**EXERCISE BRIEF**
Find every line in the records below that holds the word "nationale", and copy each one.

**Stored items from a collection**
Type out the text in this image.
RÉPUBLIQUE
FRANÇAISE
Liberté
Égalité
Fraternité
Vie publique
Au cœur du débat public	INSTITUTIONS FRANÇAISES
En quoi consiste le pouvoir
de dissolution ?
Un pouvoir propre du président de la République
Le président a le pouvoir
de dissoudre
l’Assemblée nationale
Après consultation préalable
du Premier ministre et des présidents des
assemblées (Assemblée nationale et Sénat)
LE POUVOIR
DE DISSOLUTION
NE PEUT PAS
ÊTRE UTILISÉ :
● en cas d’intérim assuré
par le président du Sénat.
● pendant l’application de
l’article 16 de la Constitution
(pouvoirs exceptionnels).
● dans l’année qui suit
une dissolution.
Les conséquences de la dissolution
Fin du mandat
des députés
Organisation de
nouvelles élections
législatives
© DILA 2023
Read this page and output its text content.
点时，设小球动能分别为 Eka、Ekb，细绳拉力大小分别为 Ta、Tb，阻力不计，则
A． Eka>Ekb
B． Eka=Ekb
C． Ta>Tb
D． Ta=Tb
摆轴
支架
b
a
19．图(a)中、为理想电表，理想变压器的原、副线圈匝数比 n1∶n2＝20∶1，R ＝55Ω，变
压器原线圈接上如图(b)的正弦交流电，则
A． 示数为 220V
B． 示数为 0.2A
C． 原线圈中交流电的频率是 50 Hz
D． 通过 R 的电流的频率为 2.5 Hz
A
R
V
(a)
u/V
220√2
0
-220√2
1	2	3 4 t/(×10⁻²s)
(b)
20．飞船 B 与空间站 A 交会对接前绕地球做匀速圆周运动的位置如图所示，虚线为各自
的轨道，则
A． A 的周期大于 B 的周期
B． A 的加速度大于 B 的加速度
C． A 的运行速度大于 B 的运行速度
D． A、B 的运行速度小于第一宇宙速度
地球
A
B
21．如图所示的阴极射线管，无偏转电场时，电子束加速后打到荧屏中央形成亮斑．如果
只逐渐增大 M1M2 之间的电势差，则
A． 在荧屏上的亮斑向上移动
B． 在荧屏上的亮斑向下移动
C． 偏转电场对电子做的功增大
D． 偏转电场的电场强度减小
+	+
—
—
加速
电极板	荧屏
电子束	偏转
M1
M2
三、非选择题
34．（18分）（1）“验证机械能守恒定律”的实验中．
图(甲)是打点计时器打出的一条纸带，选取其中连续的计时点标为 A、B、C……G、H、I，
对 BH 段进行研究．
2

**IN RESPONSE**
l’Assemblée nationale
assemblées (Assemblée nationale et Sénat)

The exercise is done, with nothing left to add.